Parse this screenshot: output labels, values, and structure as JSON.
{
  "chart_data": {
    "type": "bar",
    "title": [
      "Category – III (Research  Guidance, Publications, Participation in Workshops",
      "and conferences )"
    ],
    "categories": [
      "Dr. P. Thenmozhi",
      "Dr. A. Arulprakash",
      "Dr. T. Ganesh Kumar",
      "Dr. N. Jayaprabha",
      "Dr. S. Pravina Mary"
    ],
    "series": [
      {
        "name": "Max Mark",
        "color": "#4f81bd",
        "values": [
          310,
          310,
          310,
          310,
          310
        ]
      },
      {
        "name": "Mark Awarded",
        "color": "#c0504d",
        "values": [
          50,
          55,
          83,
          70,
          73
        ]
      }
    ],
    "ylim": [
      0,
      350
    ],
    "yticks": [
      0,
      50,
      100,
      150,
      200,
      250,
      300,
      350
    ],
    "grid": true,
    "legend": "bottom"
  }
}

################

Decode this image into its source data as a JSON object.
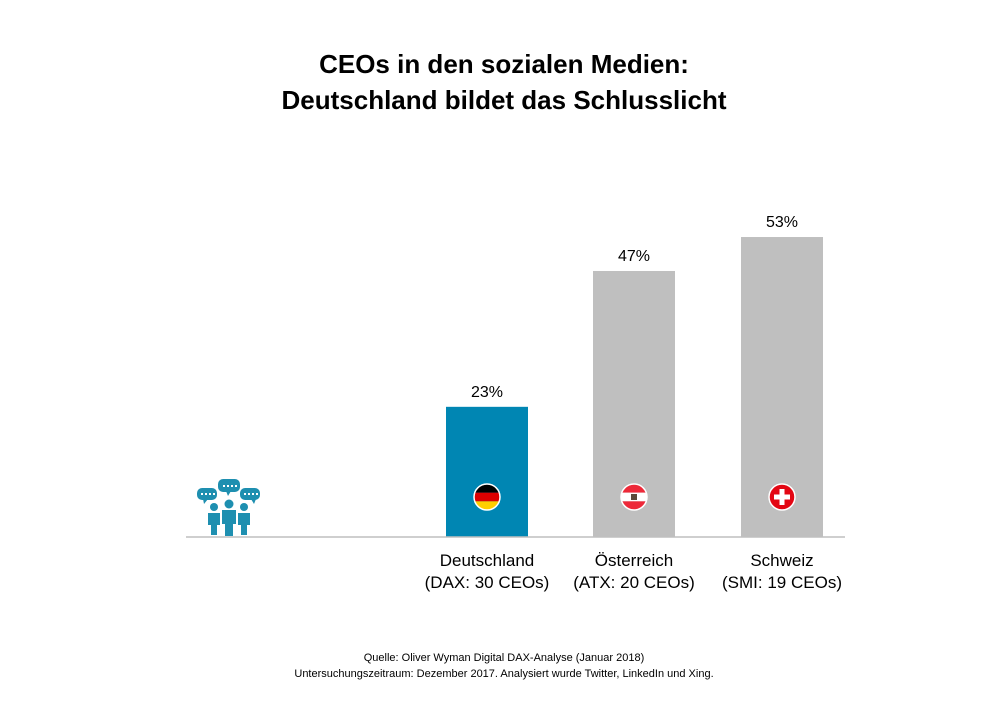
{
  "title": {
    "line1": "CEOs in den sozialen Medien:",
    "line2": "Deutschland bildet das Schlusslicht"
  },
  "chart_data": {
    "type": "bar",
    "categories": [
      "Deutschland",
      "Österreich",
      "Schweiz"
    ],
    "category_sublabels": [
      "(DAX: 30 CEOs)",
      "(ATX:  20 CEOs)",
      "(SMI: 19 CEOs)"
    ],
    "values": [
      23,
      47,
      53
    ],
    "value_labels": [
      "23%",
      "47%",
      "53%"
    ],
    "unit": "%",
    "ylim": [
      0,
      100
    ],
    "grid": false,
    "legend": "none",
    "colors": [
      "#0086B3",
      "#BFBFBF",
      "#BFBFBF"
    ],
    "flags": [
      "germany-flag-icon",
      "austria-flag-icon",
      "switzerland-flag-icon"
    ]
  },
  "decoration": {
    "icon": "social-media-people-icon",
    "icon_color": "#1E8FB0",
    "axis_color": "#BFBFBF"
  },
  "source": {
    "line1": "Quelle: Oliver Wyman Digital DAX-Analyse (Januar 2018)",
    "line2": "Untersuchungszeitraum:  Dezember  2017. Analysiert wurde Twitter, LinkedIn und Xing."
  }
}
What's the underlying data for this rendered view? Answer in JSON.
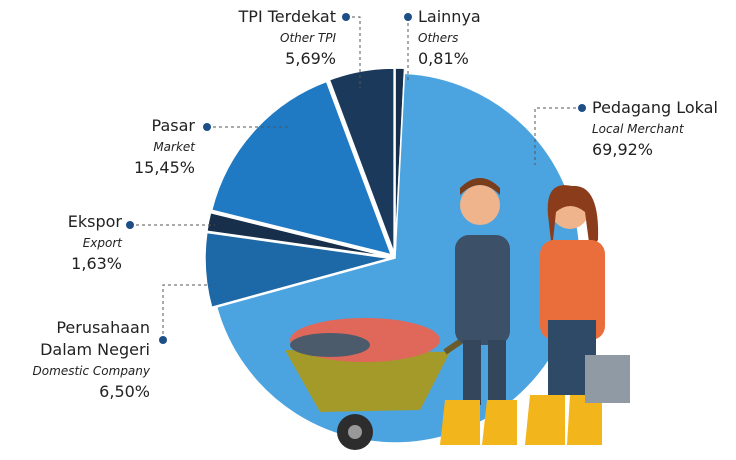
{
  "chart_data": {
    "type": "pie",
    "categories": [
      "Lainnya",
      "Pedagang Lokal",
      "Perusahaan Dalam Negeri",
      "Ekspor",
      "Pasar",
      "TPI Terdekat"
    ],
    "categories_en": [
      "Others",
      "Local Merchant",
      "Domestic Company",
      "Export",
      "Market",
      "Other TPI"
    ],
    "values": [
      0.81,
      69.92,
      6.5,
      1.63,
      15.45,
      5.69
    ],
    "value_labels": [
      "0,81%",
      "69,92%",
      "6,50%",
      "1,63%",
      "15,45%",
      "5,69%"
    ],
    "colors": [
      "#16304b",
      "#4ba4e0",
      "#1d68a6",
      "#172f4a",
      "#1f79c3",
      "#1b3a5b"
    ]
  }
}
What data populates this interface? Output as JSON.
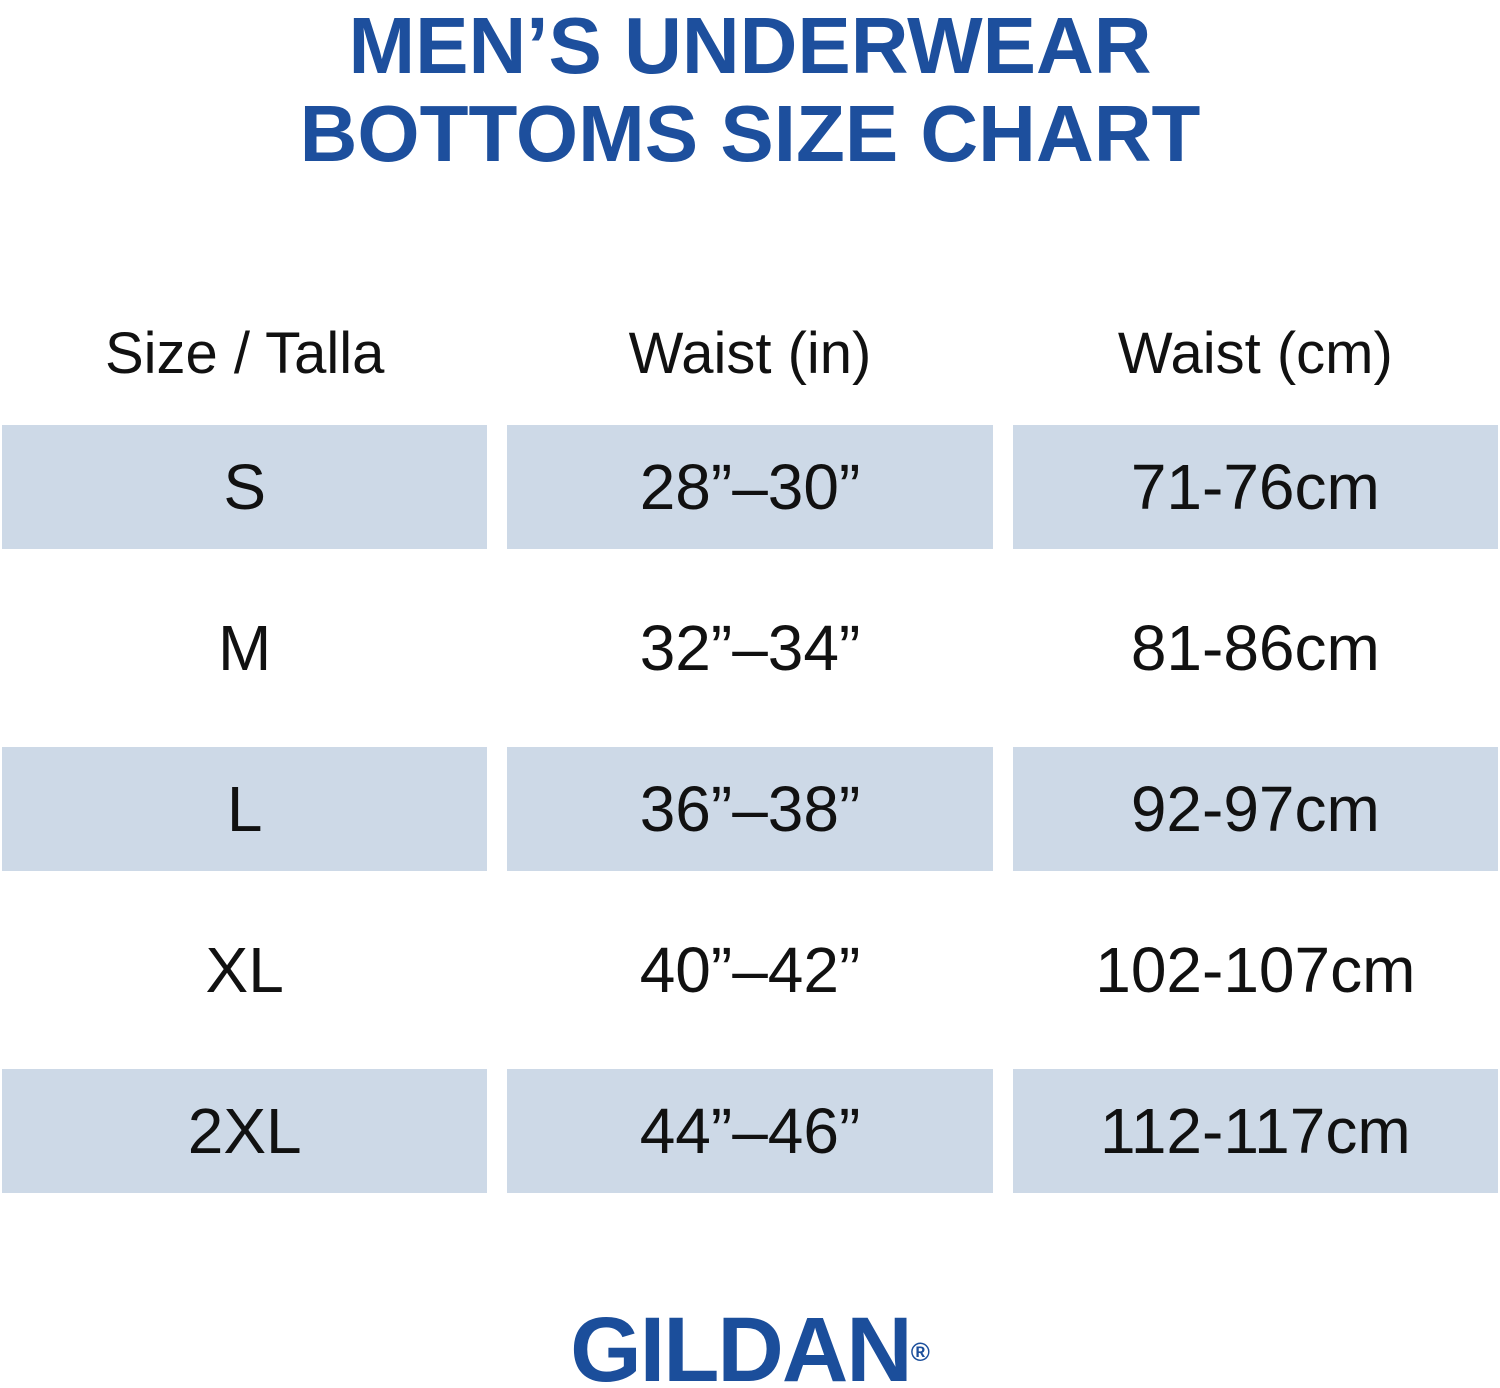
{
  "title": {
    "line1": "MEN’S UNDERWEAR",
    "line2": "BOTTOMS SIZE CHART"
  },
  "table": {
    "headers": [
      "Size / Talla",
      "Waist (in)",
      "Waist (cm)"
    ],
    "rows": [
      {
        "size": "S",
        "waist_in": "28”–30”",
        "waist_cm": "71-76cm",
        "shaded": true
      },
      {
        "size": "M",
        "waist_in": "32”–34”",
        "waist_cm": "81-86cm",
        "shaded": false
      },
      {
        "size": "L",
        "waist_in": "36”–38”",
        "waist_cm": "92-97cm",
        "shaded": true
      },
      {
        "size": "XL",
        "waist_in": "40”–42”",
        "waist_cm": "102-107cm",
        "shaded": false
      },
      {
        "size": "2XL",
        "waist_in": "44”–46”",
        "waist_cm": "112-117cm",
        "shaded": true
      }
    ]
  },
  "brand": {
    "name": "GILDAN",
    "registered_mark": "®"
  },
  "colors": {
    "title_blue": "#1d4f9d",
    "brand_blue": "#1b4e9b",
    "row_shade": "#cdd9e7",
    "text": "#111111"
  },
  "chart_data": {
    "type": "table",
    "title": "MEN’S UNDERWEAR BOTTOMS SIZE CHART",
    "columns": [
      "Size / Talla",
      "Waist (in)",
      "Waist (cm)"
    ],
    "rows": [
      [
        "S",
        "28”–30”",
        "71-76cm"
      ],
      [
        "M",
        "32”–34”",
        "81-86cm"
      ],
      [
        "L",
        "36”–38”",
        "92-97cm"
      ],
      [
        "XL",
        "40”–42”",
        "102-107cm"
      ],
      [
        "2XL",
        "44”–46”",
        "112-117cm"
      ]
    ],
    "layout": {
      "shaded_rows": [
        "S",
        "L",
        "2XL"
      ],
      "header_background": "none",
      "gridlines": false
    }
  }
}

################

List each line in the listing that contains the string "type".

    "type": "bar",
    "type": "bar",
    "type": "pie",
    "type": "table",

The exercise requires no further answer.